• _Task directions_
Can you render every line of the data below as a numbered list, skipping blank lines and leaving the pictures out?

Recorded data
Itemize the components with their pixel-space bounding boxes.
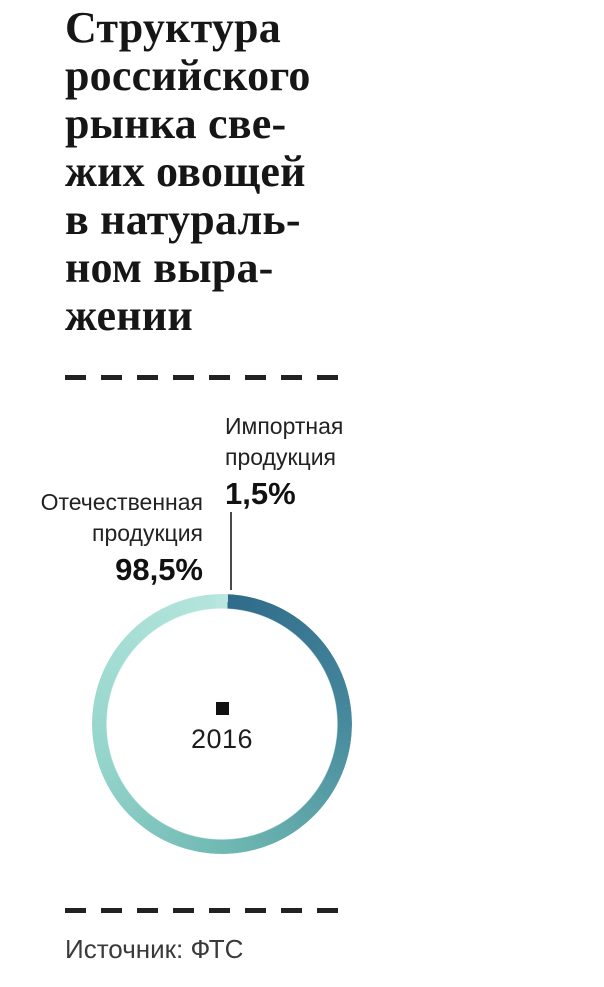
domestic-segment-value: 98,5% [115, 552, 203, 587]
chart-year-label: 2016 [190, 724, 254, 754]
domestic-label-block: Отечественная продукция 98,5% [0, 487, 203, 589]
donut-chart-ring [92, 594, 352, 854]
domestic-segment-label: Отечественная продукция [40, 489, 203, 546]
source-attribution: Источник: ФТС [65, 934, 244, 964]
bottom-divider [65, 908, 341, 913]
square-marker-icon [215, 702, 229, 715]
page-title: Структура российского рынка све- жих ово… [65, 3, 311, 340]
import-label-block: Импортная продукция 1,5% [225, 411, 385, 513]
top-divider [65, 375, 346, 380]
import-callout-line [230, 512, 232, 590]
import-segment-value: 1,5% [225, 476, 296, 511]
import-segment-label: Импортная продукция [225, 413, 344, 470]
donut-center-content: 2016 [92, 702, 352, 755]
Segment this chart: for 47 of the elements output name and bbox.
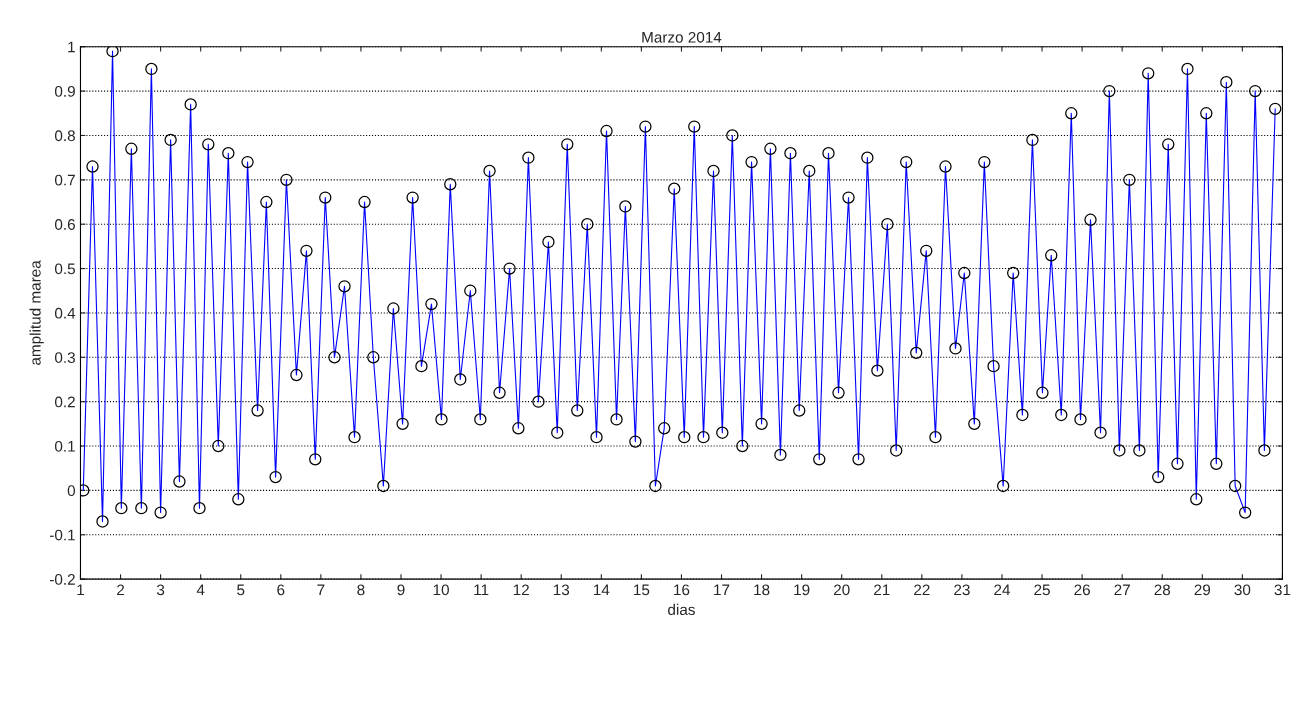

• _Solution_
1. Itemize the components with their pixel-space bounding boxes.
2. domestic-segment-value: 98,5% [115, 552, 203, 587]
3. chart-year-label: 2016 [190, 724, 254, 754]
4. domestic-label-block: Отечественная продукция 98,5% [0, 487, 203, 589]
5. donut-chart-ring [92, 594, 352, 854]
6. domestic-segment-label: Отечественная продукция [40, 489, 203, 546]
7. source-attribution: Источник: ФТС [65, 934, 244, 964]
8. bottom-divider [65, 908, 341, 913]
9. square-marker-icon [215, 702, 229, 715]
10. page-title: Структура российского рынка све- жих ово… [65, 3, 311, 340]
11. import-label-block: Импортная продукция 1,5% [225, 411, 385, 513]
12. top-divider [65, 375, 346, 380]
13. import-callout-line [230, 512, 232, 590]
14. import-segment-value: 1,5% [225, 476, 296, 511]
15. import-segment-label: Импортная продукция [225, 413, 344, 470]
16. donut-center-content: 2016 [92, 702, 352, 755]
17. Segment this chart: for 47 of the elements output name and bbox.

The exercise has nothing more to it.